### [YOUR TASK]
Output the records. Match them exactly.

### [MATERIAL TO PROCESS]
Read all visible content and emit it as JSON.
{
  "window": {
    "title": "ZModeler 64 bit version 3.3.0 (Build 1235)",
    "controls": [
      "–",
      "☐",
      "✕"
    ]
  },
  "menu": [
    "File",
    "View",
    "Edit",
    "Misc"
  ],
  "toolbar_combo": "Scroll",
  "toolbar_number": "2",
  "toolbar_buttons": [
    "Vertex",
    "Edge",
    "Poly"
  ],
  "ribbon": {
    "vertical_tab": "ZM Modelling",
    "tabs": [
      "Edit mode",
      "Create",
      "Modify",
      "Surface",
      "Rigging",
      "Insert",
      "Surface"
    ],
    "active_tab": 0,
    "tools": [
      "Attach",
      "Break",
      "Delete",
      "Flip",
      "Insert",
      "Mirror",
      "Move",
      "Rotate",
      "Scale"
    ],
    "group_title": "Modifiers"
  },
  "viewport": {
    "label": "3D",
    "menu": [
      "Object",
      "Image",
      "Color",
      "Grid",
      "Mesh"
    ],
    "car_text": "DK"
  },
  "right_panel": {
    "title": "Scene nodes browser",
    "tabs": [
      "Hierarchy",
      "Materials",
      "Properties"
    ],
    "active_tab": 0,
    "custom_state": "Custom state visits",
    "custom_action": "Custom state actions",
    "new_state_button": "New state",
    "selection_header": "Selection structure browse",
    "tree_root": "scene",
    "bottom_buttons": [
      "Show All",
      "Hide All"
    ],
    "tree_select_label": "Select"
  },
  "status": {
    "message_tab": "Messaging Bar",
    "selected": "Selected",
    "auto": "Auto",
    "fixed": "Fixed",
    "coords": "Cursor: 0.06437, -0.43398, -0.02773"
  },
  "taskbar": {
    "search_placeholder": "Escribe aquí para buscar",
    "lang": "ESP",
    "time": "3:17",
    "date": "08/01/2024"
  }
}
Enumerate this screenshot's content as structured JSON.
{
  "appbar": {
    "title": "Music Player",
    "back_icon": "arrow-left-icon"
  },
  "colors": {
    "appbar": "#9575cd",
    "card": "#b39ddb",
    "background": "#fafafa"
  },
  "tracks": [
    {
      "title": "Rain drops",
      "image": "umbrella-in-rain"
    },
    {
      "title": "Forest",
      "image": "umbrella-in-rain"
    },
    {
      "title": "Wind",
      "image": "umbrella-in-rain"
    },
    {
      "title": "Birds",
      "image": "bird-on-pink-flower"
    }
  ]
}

### [COMPLETED EXERCISE]
Read all visible content and emit it as JSON.
{
  "window": {
    "title": "ZModeler 64 bit version 3.3.0 (Build 1235)",
    "controls": [
      "–",
      "☐",
      "✕"
    ]
  },
  "menu": [
    "File",
    "View",
    "Edit",
    "Misc"
  ],
  "toolbar_combo": "Scroll",
  "toolbar_number": "2",
  "toolbar_buttons": [
    "Vertex",
    "Edge",
    "Poly"
  ],
  "ribbon": {
    "vertical_tab": "ZM Modelling",
    "tabs": [
      "Edit mode",
      "Create",
      "Modify",
      "Surface",
      "Rigging",
      "Insert",
      "Surface"
    ],
    "active_tab": 0,
    "tools": [
      "Attach",
      "Break",
      "Delete",
      "Flip",
      "Insert",
      "Mirror",
      "Move",
      "Rotate",
      "Scale"
    ],
    "group_title": "Modifiers"
  },
  "viewport": {
    "label": "3D",
    "menu": [
      "Object",
      "Image",
      "Color",
      "Grid",
      "Mesh"
    ],
    "car_text": "DK"
  },
  "right_panel": {
    "title": "Scene nodes browser",
    "tabs": [
      "Hierarchy",
      "Materials",
      "Properties"
    ],
    "active_tab": 0,
    "custom_state": "Custom state visits",
    "custom_action": "Custom state actions",
    "new_state_button": "New state",
    "selection_header": "Selection structure browse",
    "tree_root": "scene",
    "bottom_buttons": [
      "Show All",
      "Hide All"
    ],
    "tree_select_label": "Select"
  },
  "status": {
    "message_tab": "Messaging Bar",
    "selected": "Selected",
    "auto": "Auto",
    "fixed": "Fixed",
    "coords": "Cursor: 0.06437, -0.43398, -0.02773"
  },
  "taskbar": {
    "search_placeholder": "Escribe aquí para buscar",
    "lang": "ESP",
    "time": "3:17",
    "date": "08/01/2024"
  }
}
Enumerate this screenshot's content as structured JSON.
{
  "appbar": {
    "title": "Music Player",
    "back_icon": "arrow-left-icon"
  },
  "colors": {
    "appbar": "#9575cd",
    "card": "#b39ddb",
    "background": "#fafafa"
  },
  "tracks": [
    {
      "title": "Rain drops",
      "image": "umbrella-in-rain"
    },
    {
      "title": "Forest",
      "image": "umbrella-in-rain"
    },
    {
      "title": "Wind",
      "image": "umbrella-in-rain"
    },
    {
      "title": "Birds",
      "image": "bird-on-pink-flower"
    }
  ]
}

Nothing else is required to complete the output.